- [Given exercise 1]: In the currency market report, what position does Steven Barrow hold?
- [Given exercise 2]: List every automaker named in the currency market report.
- [Given exercise 3]: Write a continuation of the currency market report about the yen and the dollar, starting after its final paragraph.

- [Selected extract]:

%%

19.11.2008 14:51

European focus:

The yen rose against the dollar as speculation U.S. lawmakers will fail to agree on a bailout for automakers cut demand for higher-yielding assets bought with funds borrowed in Japan.
The currency also gained against the Australian dollar and the British pound as a deepening global economic slump spurred stock losses in Asia and Europe. A $700 billion U.S. financial stability package isn't intended to prevent General Motors Corp., Ford Motor Co. and Chrysler LLC from collapsing, Treasury Secretary Henry Paulson said in a House hearing yesterday.
``The focus at the moment is on concerns about the U.S. auto sector and fears that Congress will not be able to cobble something together,'' said Steven Barrow, a currency strategist at Standard Bank Plc in London. ``That is helping to give the yen support.''
``I would recommend a continuation pattern of buying the yen,'' said David Bloom, the London-based global head of currency strategy at HSBC Plc, Europe's biggest bank by market value. ``Don't throw your coin in the well and wait around listening for the bottom of the market. This financial crisis is not over.''
The dollar may extend declines before government reports today that economists say will show the housing recession at the heart of the U.S. economic downturn is deepening, bolstering the case for the Federal Reserve to cut interest rates.

%%

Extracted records
%%

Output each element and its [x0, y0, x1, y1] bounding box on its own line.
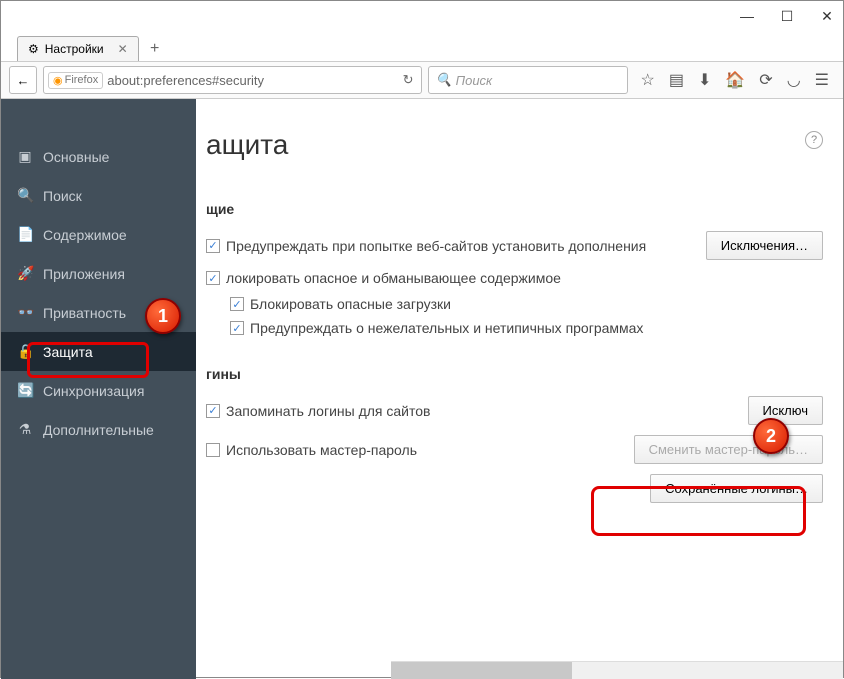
sidebar-item-content[interactable]: 📄 Содержимое: [1, 215, 196, 254]
sidebar-item-label: Основные: [43, 149, 109, 165]
saved-logins-button[interactable]: Сохранённые логины…: [650, 474, 823, 503]
mask-icon: 👓: [17, 304, 33, 321]
sidebar-item-label: Защита: [43, 344, 93, 360]
site-identity-label: Firefox: [65, 74, 99, 86]
toolbar-actions: ☆ ▤ ⬇ 🏠 ⟳ ◡ ☰: [634, 70, 835, 90]
gear-icon: ⚙: [28, 42, 39, 56]
sidebar-item-privacy[interactable]: 👓 Приватность: [1, 293, 196, 332]
window-titlebar: — ☐ ✕: [1, 1, 843, 31]
sidebar-item-search[interactable]: 🔍 Поиск: [1, 176, 196, 215]
sync-icon[interactable]: ⟳: [759, 70, 772, 90]
remember-logins-checkbox[interactable]: ✓ Запоминать логины для сайтов: [206, 403, 430, 419]
maximize-button[interactable]: ☐: [779, 8, 795, 24]
lock-icon: 🔒: [17, 343, 33, 360]
checkbox-icon: ✓: [206, 239, 220, 253]
section-heading: щие: [206, 201, 823, 217]
checkbox-icon: ✓: [206, 404, 220, 418]
reload-button[interactable]: ↻: [399, 72, 418, 88]
sidebar-item-label: Синхронизация: [43, 383, 144, 399]
minimize-button[interactable]: —: [739, 8, 755, 24]
sidebar-item-general[interactable]: ▣ Основные: [1, 137, 196, 176]
checkbox-icon: [206, 443, 220, 457]
logins-exceptions-button[interactable]: Исключ: [748, 396, 824, 425]
checkbox-label: Запоминать логины для сайтов: [226, 403, 430, 419]
exceptions-button[interactable]: Исключения…: [706, 231, 823, 260]
library-icon[interactable]: ▤: [669, 70, 684, 90]
checkbox-label: Предупреждать при попытке веб-сайтов уст…: [226, 238, 646, 254]
site-identity-badge[interactable]: ◉ Firefox: [48, 72, 103, 89]
search-icon: 🔍: [17, 187, 33, 204]
warn-unwanted-checkbox[interactable]: ✓ Предупреждать о нежелательных и нетипи…: [230, 320, 643, 336]
horizontal-scrollbar[interactable]: [391, 661, 843, 679]
tabs-bar: ⚙ Настройки ✕ +: [1, 31, 843, 61]
sidebar-item-label: Дополнительные: [43, 422, 154, 438]
document-icon: 📄: [17, 226, 33, 243]
sidebar-item-advanced[interactable]: ⚗ Дополнительные: [1, 410, 196, 449]
sidebar-item-label: Приватность: [43, 305, 126, 321]
arrow-left-icon: ←: [17, 73, 30, 88]
use-master-password-checkbox[interactable]: Использовать мастер-пароль: [206, 442, 417, 458]
warn-install-checkbox[interactable]: ✓ Предупреждать при попытке веб-сайтов у…: [206, 238, 646, 254]
search-bar[interactable]: 🔍 Поиск: [428, 66, 628, 94]
block-downloads-checkbox[interactable]: ✓ Блокировать опасные загрузки: [230, 296, 451, 312]
address-bar[interactable]: ◉ Firefox about:preferences#security ↻: [43, 66, 422, 94]
firefox-icon: ◉: [53, 74, 63, 87]
page-title: ащита: [206, 129, 823, 161]
preferences-content: ? ащита щие ✓ Предупреждать при попытке …: [196, 99, 843, 679]
block-dangerous-checkbox[interactable]: ✓ локировать опасное и обманывающее соде…: [206, 270, 561, 286]
downloads-icon[interactable]: ⬇: [698, 70, 711, 90]
checkbox-icon: ✓: [206, 271, 220, 285]
search-icon: 🔍: [435, 72, 451, 88]
tab-label: Настройки: [45, 42, 104, 56]
flask-icon: ⚗: [17, 421, 33, 438]
nav-toolbar: ← ◉ Firefox about:preferences#security ↻…: [1, 61, 843, 99]
preferences-sidebar: ▣ Основные 🔍 Поиск 📄 Содержимое 🚀 Приложения…: [1, 99, 196, 679]
back-button[interactable]: ←: [9, 66, 37, 94]
sidebar-item-security[interactable]: 🔒 Защита: [1, 332, 196, 371]
close-tab-icon[interactable]: ✕: [118, 42, 128, 56]
pocket-icon[interactable]: ◡: [787, 70, 801, 90]
section-general: щие ✓ Предупреждать при попытке веб-сайт…: [206, 201, 823, 336]
menu-icon[interactable]: ☰: [815, 70, 829, 90]
checkbox-label: Предупреждать о нежелательных и нетипичн…: [250, 320, 643, 336]
sync-icon: 🔄: [17, 382, 33, 399]
section-logins: гины ✓ Запоминать логины для сайтов Искл…: [206, 366, 823, 503]
help-button[interactable]: ?: [805, 131, 823, 149]
new-tab-button[interactable]: +: [143, 37, 167, 61]
rocket-icon: 🚀: [17, 265, 33, 282]
checkbox-label: локировать опасное и обманывающее содерж…: [226, 270, 561, 286]
home-icon[interactable]: 🏠: [725, 70, 745, 90]
checkbox-label: Блокировать опасные загрузки: [250, 296, 451, 312]
change-master-password-button: Сменить мастер-пароль…: [634, 435, 823, 464]
close-window-button[interactable]: ✕: [819, 8, 835, 24]
search-placeholder: Поиск: [456, 73, 493, 88]
checkbox-icon: ✓: [230, 297, 244, 311]
section-heading: гины: [206, 366, 823, 382]
general-icon: ▣: [17, 148, 33, 165]
checkbox-icon: ✓: [230, 321, 244, 335]
sidebar-item-label: Поиск: [43, 188, 82, 204]
url-text: about:preferences#security: [107, 73, 394, 88]
sidebar-item-label: Содержимое: [43, 227, 127, 243]
scrollbar-thumb[interactable]: [391, 662, 572, 679]
tab-settings[interactable]: ⚙ Настройки ✕: [17, 36, 139, 61]
checkbox-label: Использовать мастер-пароль: [226, 442, 417, 458]
bookmark-star-icon[interactable]: ☆: [640, 70, 654, 90]
sidebar-item-sync[interactable]: 🔄 Синхронизация: [1, 371, 196, 410]
sidebar-item-applications[interactable]: 🚀 Приложения: [1, 254, 196, 293]
sidebar-item-label: Приложения: [43, 266, 125, 282]
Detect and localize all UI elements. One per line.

%%

- [Response 1]: He is a currency strategist at Standard Bank Plc in London.

- [Response 2]: General Motors Corp., Ford Motor Co., Chrysler LLC

- [Response 3]:
The ICE's Dollar Index, a gauge of the greenback against the currencies of six major trading partners, snapped two days of gains as futures traders raised bets the Fed will lower borrowing costs in coming months. A U.S. report yesterday showed confidence among homebuilders dropped in November to the lowest level since record-keeping began in 1985.
``The reports are likely to indicate the U.S. economy is deteriorating further,'' said Yuji Saito, head of the foreign- exchange group in Tokyo at Societe Generale SA, France's second- largest bank by market value. ``The Fed may cut rates more. It's negative for the dollar.''
Housing starts in the U.S. fell to a 780,000 annual pace in October, the lowest since records began in 1959, according to a Bloomberg News survey of economists. Building permits dropped to a 774,000 pace last month, the lowest since November 1981. The Commerce Department releases both reports at 13:30 GMT in Washington.
Futures on the Chicago Board of Trade show a 9 percent chance the Fed will reduce its 1 percent target rate for overnight bank loans to 0.25 percent by its Jan. 28 meeting, up from zero odds a day earlier.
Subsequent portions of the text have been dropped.